- JOB: Find the lines holding the word "Asia" and collect them.
** begin **
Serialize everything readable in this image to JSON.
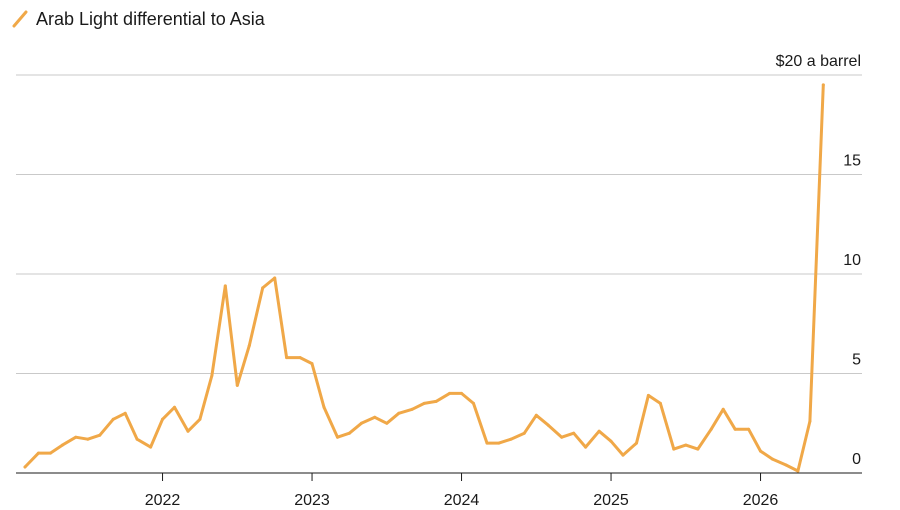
{
  "chart_data": {
    "type": "line",
    "title": "",
    "legend": [
      "Arab Light differential to Asia"
    ],
    "series": [
      {
        "name": "Arab Light differential to Asia",
        "color": "#F0A848",
        "x": [
          2021.08,
          2021.17,
          2021.25,
          2021.33,
          2021.42,
          2021.5,
          2021.58,
          2021.67,
          2021.75,
          2021.83,
          2021.92,
          2022.0,
          2022.08,
          2022.17,
          2022.25,
          2022.33,
          2022.42,
          2022.5,
          2022.58,
          2022.67,
          2022.75,
          2022.83,
          2022.92,
          2023.0,
          2023.08,
          2023.17,
          2023.25,
          2023.33,
          2023.42,
          2023.5,
          2023.58,
          2023.67,
          2023.75,
          2023.83,
          2023.92,
          2024.0,
          2024.08,
          2024.17,
          2024.25,
          2024.33,
          2024.42,
          2024.5,
          2024.58,
          2024.67,
          2024.75,
          2024.83,
          2024.92,
          2025.0,
          2025.08,
          2025.17,
          2025.25,
          2025.33,
          2025.42,
          2025.5,
          2025.58,
          2025.67,
          2025.75,
          2025.83,
          2025.92,
          2026.0,
          2026.08,
          2026.17,
          2026.25,
          2026.33,
          2026.42
        ],
        "values": [
          0.3,
          1.0,
          1.0,
          1.4,
          1.8,
          1.7,
          1.9,
          2.7,
          3.0,
          1.7,
          1.3,
          2.7,
          3.3,
          2.1,
          2.7,
          4.9,
          9.4,
          4.4,
          6.4,
          9.3,
          9.8,
          5.8,
          5.8,
          5.5,
          3.3,
          1.8,
          2.0,
          2.5,
          2.8,
          2.5,
          3.0,
          3.2,
          3.5,
          3.6,
          4.0,
          4.0,
          3.5,
          1.5,
          1.5,
          1.7,
          2.0,
          2.9,
          2.4,
          1.8,
          2.0,
          1.3,
          2.1,
          1.6,
          0.9,
          1.5,
          3.9,
          3.5,
          1.2,
          1.4,
          1.2,
          2.2,
          3.2,
          2.2,
          2.2,
          1.1,
          0.7,
          0.4,
          0.1,
          2.6,
          19.5
        ]
      }
    ],
    "x_ticks": [
      2022,
      2023,
      2024,
      2025,
      2026
    ],
    "x_tick_labels": [
      "2022",
      "2023",
      "2024",
      "2025",
      "2026"
    ],
    "xlim": [
      2021.08,
      2026.75
    ],
    "y_ticks": [
      0,
      5,
      10,
      15,
      20
    ],
    "y_tick_labels": [
      "0",
      "5",
      "10",
      "15",
      "$20 a barrel"
    ],
    "ylim": [
      0,
      20
    ],
    "xlabel": "",
    "ylabel": "",
    "grid": true,
    "legend_position": "top-left"
  }
}
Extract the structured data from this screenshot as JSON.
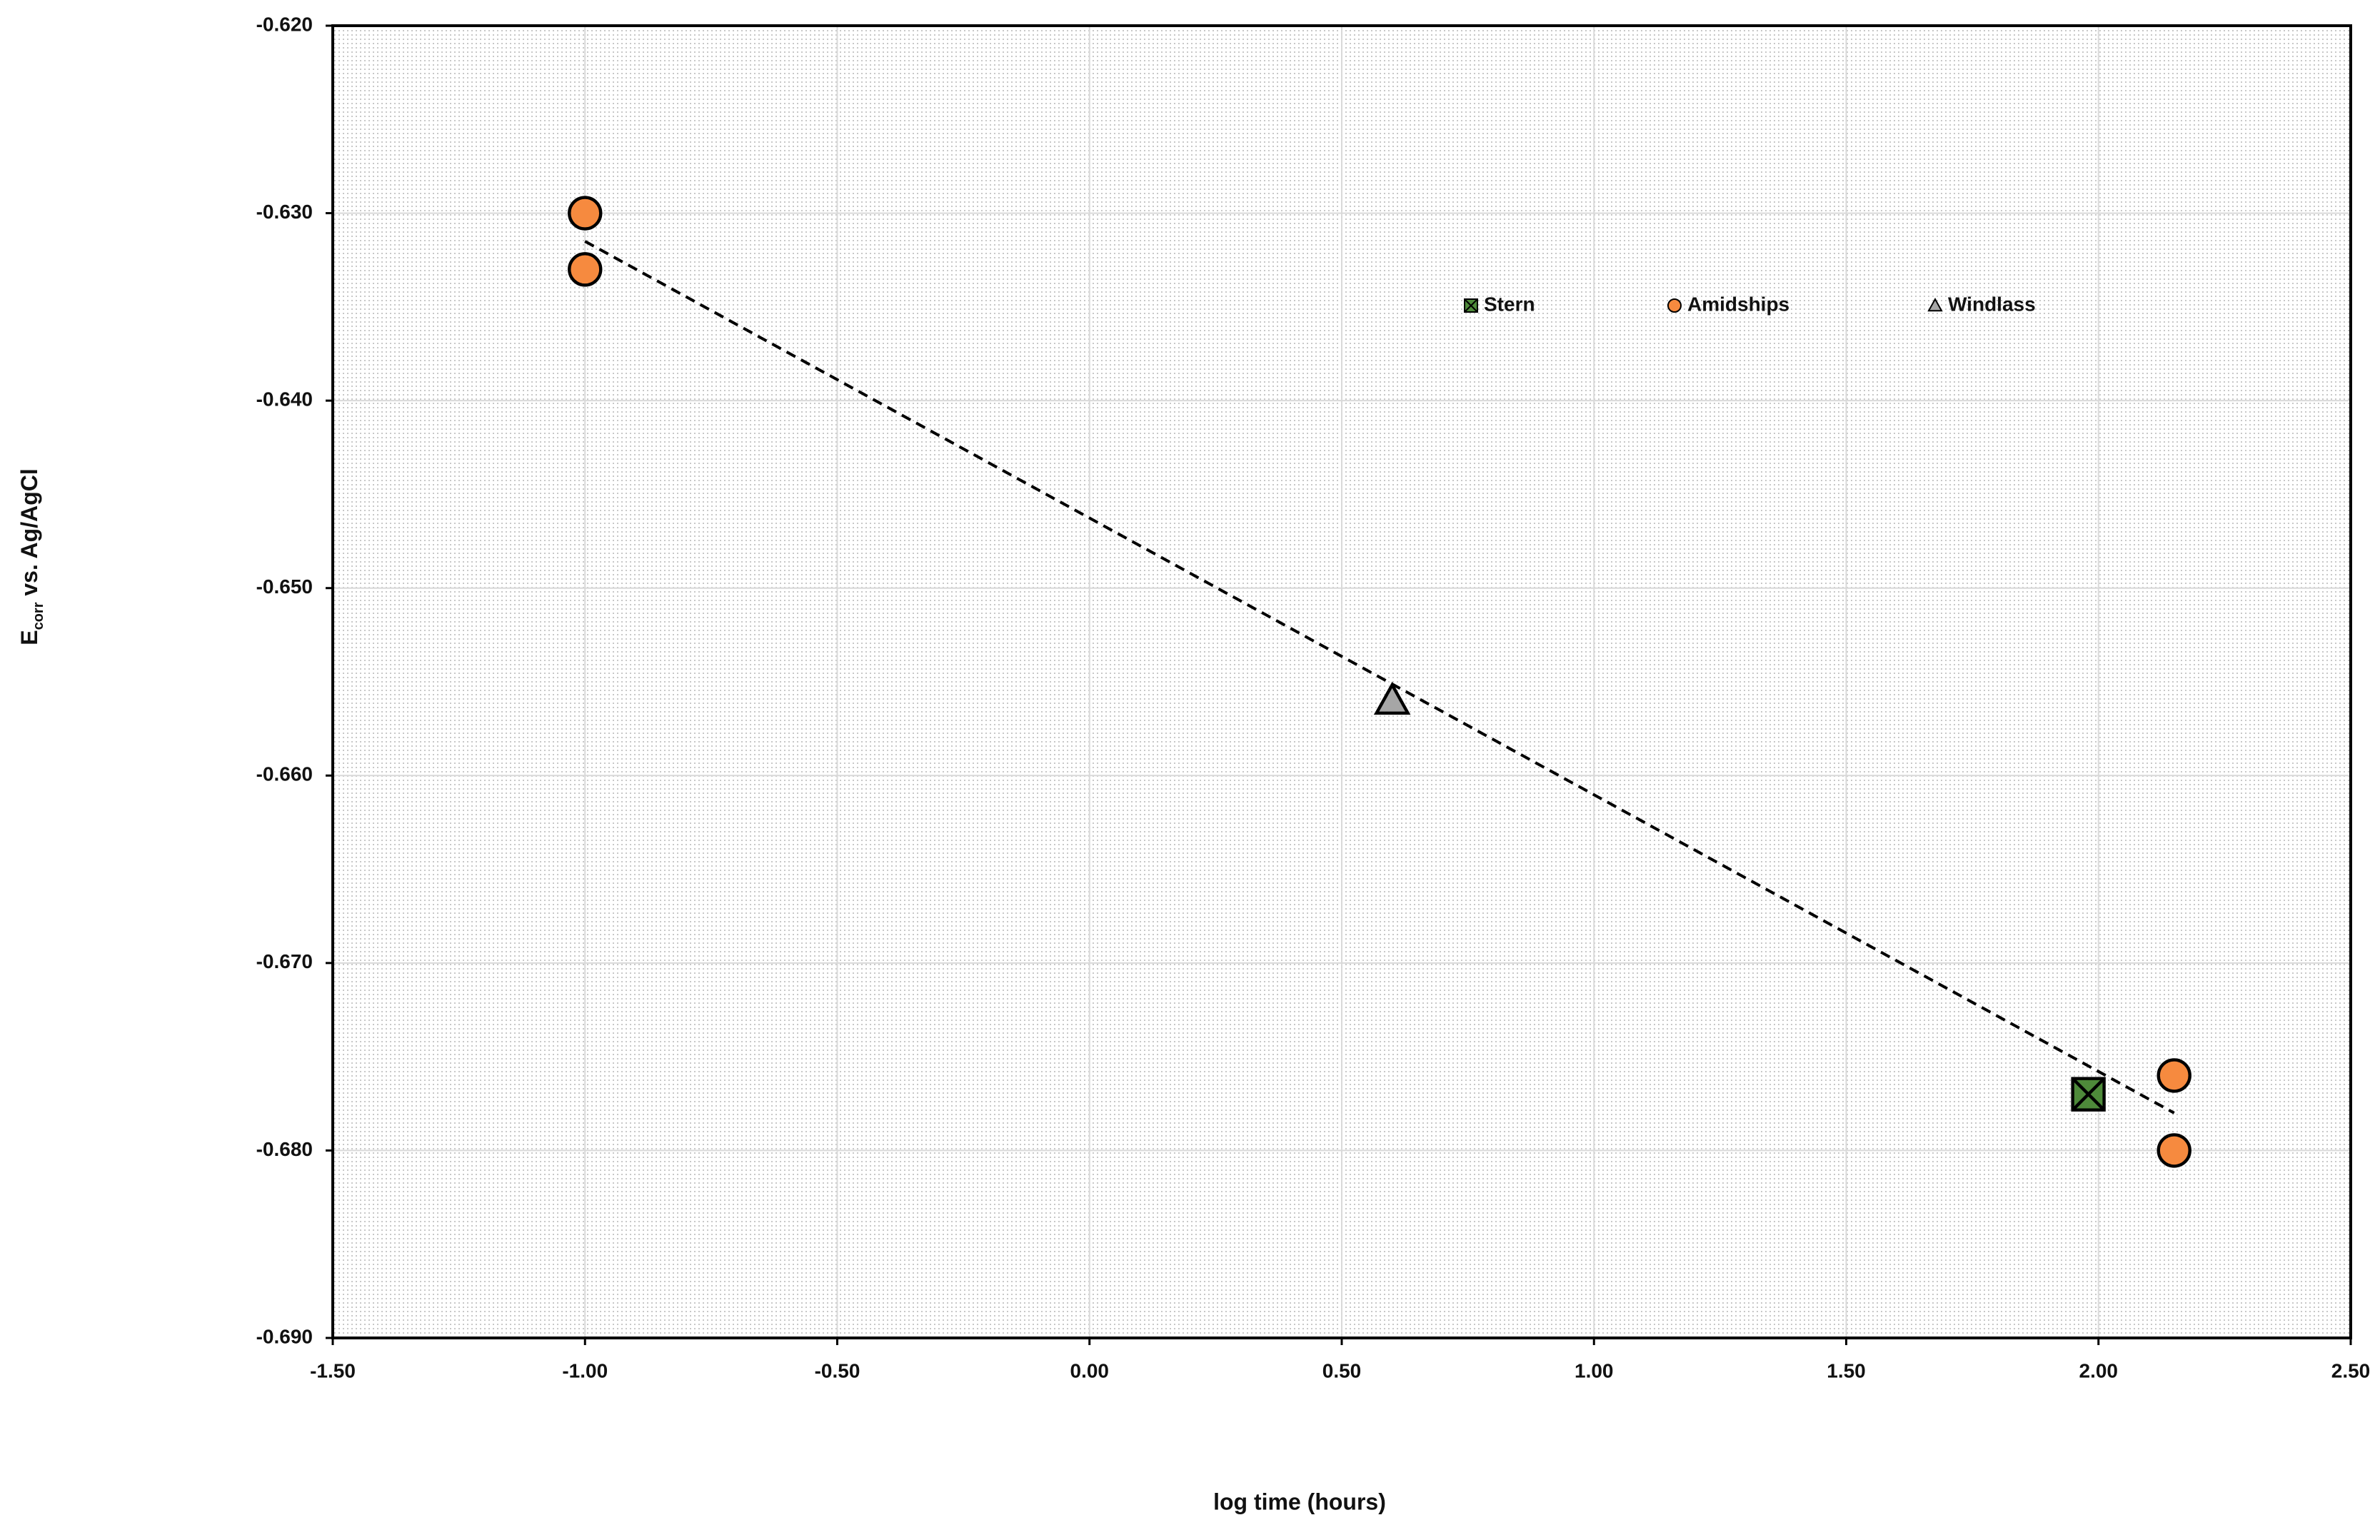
{
  "chart_data": {
    "type": "scatter",
    "xlabel": "log time (hours)",
    "ylabel": {
      "main": "E",
      "sub": "corr",
      "rest": " vs. Ag/AgCl"
    },
    "xlim": [
      -1.5,
      2.5
    ],
    "ylim": [
      -0.69,
      -0.62
    ],
    "xticks": [
      {
        "value": -1.5,
        "label": "-1.50"
      },
      {
        "value": -1,
        "label": "-1.00"
      },
      {
        "value": -0.5,
        "label": "-0.50"
      },
      {
        "value": 0,
        "label": "0.00"
      },
      {
        "value": 0.5,
        "label": "0.50"
      },
      {
        "value": 1,
        "label": "1.00"
      },
      {
        "value": 1.5,
        "label": "1.50"
      },
      {
        "value": 2,
        "label": "2.00"
      },
      {
        "value": 2.5,
        "label": "2.50"
      }
    ],
    "yticks": [
      {
        "value": -0.69,
        "label": "-0.690"
      },
      {
        "value": -0.68,
        "label": "-0.680"
      },
      {
        "value": -0.67,
        "label": "-0.670"
      },
      {
        "value": -0.66,
        "label": "-0.660"
      },
      {
        "value": -0.65,
        "label": "-0.650"
      },
      {
        "value": -0.64,
        "label": "-0.640"
      },
      {
        "value": -0.63,
        "label": "-0.630"
      },
      {
        "value": -0.62,
        "label": "-0.620"
      }
    ],
    "grid": true,
    "legend": "top",
    "series": [
      {
        "name": "Stern",
        "color": "#4e8a3a",
        "marker": "square-x",
        "x": [
          1.98
        ],
        "values": [
          -0.677
        ]
      },
      {
        "name": "Amidships",
        "color": "#f68a3f",
        "marker": "circle",
        "x": [
          -1,
          -1,
          2.15,
          2.15
        ],
        "values": [
          -0.63,
          -0.633,
          -0.676,
          -0.68
        ]
      },
      {
        "name": "Windlass",
        "color": "#a6a6a6",
        "marker": "triangle",
        "x": [
          0.6
        ],
        "values": [
          -0.656
        ]
      }
    ],
    "trendline": {
      "x": [
        -1,
        2.15
      ],
      "values": [
        -0.6315,
        -0.678
      ],
      "color": "#000000"
    }
  }
}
** end **
- REPLY TO THE TASK:
      "Arab Light differential to Asia"
        "name": "Arab Light differential to Asia",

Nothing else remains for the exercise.